» **Directions**
Carry on the text about the four phases of data migration, starting right after its final sentence.

» **Extracted text**

>> Start

3. The Four Phases of Migration: Strategy, Planning, Execution and Cutover
Even with the best technologies, a clear strategy supported by a comprehensive migration plan is required to ensure that organizational goals are met. This is the case regardless of whether you’re migrating from one on-premise cluster to another, or planning a more complex consolidation project across multiple data centers behind the firewall and in the cloud.
The first stage is to define a strategy that outlines:
- Organizational goals and objectives based on the priorities and expectations of your development, operations and end-user organizations, both pre-and post-migration.
- The scope of the migration effort. WANdisco Data Activation Platform can support projects that require moving data across any number of clusters running on a variety of distributions, file systems and cloud storage environments simultaneously without disruption. This allows projects with much broader scope than migrating a single active cluster from one Hadoop distribution to another to be completed in a much shorter timeframe.
- A clear description of the expected benefits and acceptance criteria for your migration project.
- A complete list of risks and their impact on the organization (e.g., an estimate of the cost of any downtime).
- Well-defined roles and responsibilities for migration tasks and deliverables. Planning
- Clearly define the order and timing of each task during the execution phase with a detailed project plan that includes estimates, dependencies, roles and responsibilities.
- Produce a detailed test-plan that reflects the acceptance criteria defined with stakeholders during the strategy phase. You must understand their priorities and expectations, both pre- and postmigration. This research will also help gather the information required to define an adequate test plan.
1: Establish the New Environment
Step one is to establish the new environment, and validate its correct implementation before moving data to it. New clusters can be used for DR (disaster recovery) during migration and old clusters can be used for DR post-migration. However, with WANdisco Data Activation Platform’s patented active- transactional replication technology, your old clusters can support much more than DR. With WANdisco Data Activation Platform, all clusters are fully active, read-write at local network speed everywhere, continually synchronized as changes are made on either cluster, and recover automatically from each other after an outage.

>> End

» **Data block**
>> Start

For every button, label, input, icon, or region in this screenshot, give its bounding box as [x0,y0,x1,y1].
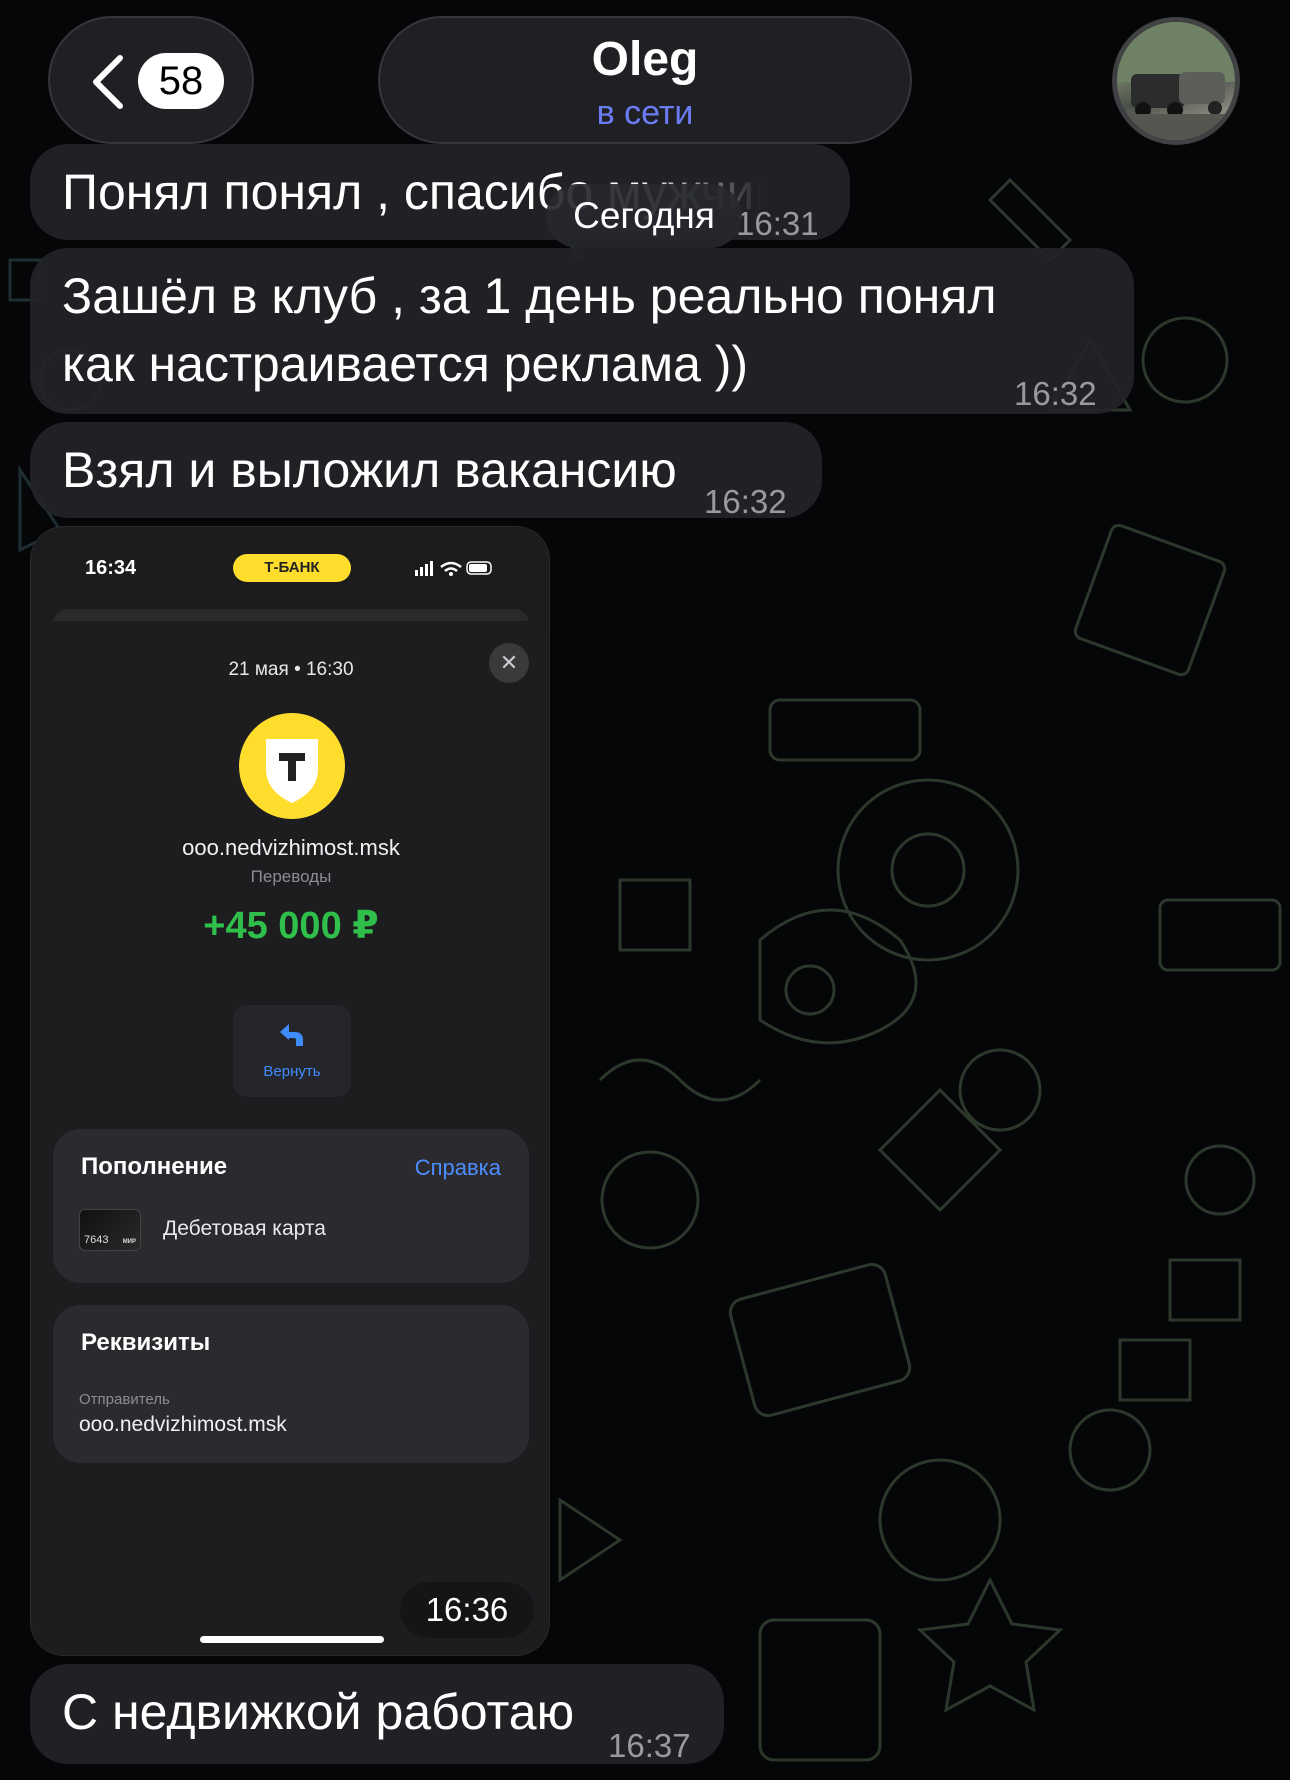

>> End

» **The answer**
2: Migrate Data
WANdisco Data Activation Platform allows data transfer to take place while operations in both the old and new clusters continue as normal. You can test applications and compare results in both the old and new environments in parallel and validate that data has moved correctly and applications perform and function as expected. WANdisco Data Activation Platform can also replicate data selectively to control which directories go where. Data not needed post-migration can be moved off for archiving.
If network or server outages occur during migration, WANdisco Data Activation Platform has built-in forward recovery features that enable migration to automatically continue from where it left off without administrators having to do anything.
3: Migrate Applications
A migration that doesn’t include moving the analytical services and other applications that run on your existing Hadoop platform doesn’t result in a successful migration. To facilitate this, it’s crucial that services are moved to ‘shadow running’ often in a headless mode where they are disconnected from enterprise systems, but where functionality and performance can be tested between the old and new environments. This migration will often require applications to be modified in some way to take advantage of, or remove reliance on a particular vendor’s tool set.
At the end of execution the company has two active Hadoop clusters which should be data, functional and analytically equivalent. At this point, the foundation for adoption of the new environment is in place.
1: Testing and Verification
This stage measures the new environment against the set of acceptance criteria defined in your migration plan. Using approaches such as mRapid and LEAP from Capgemini this functional and analytical equivalence, also known as outcome equivalence, can be automated. These tools and solutions enable the automated testing of reports, HIVE and other Hadoop based data technologies as well as more complex analytical models such as R. By automating the process and not relying on visual confirmation a business is not only able to more rapidly and accurately verify outcome equivalence but also do so at a much lower cost base than human driven approaches.
Cutover can be handled in a few ways depending on the business requirements and plan, but thanks to WANdisco’s active replication technology a “bleed” of services between environments can be done with the active services tag being transitioned from the old environment to the new rather than needing a ‘big bang’ approach where everything moves in a single bound.
By enabling this approach it becomes possible to performance test and verify the cutover, and in Cloud based environments to actively scale the cluster as new services switch from shadow running to taking enterprise load. At the end of cutover all services are transitioned and no enterprise or business functions are relying on the old cluster.
3: Decommissioning and Operations
The final stage is the transition towards standard operations for the new cluster and the decommissioning of the old cluster. This is crucial to plan as only when decommissioned can cost benefits be realized. At this stage the active migration approach comes with additional benefits. For instance the active migration approach can be now used in reverse to re-use the hardware for the old cluster as either a DR or ‘dual active’ environment running on a single vendor.
4. Post Migration
Post-migration WANdisco Data Activation Platform enables:
- Continuous availability with guaranteed
WANdisco Data Activation Platform guarantees continuous availability and consistency with patented active-transactional replication for the lowest possible RTO and RPO across any number of clusters any distance apart, whether on-premise or in the cloud. Your data is available when and where you need it. You can lose a node, a cluster, or an entire data center, and know that all of your data is still available for immediate recovery and use. When your servers come back online, WANdisco Data Activation Platform automatically resynchronizes your clusters after a planned or unplanned outage as quickly as your bandwidth allows.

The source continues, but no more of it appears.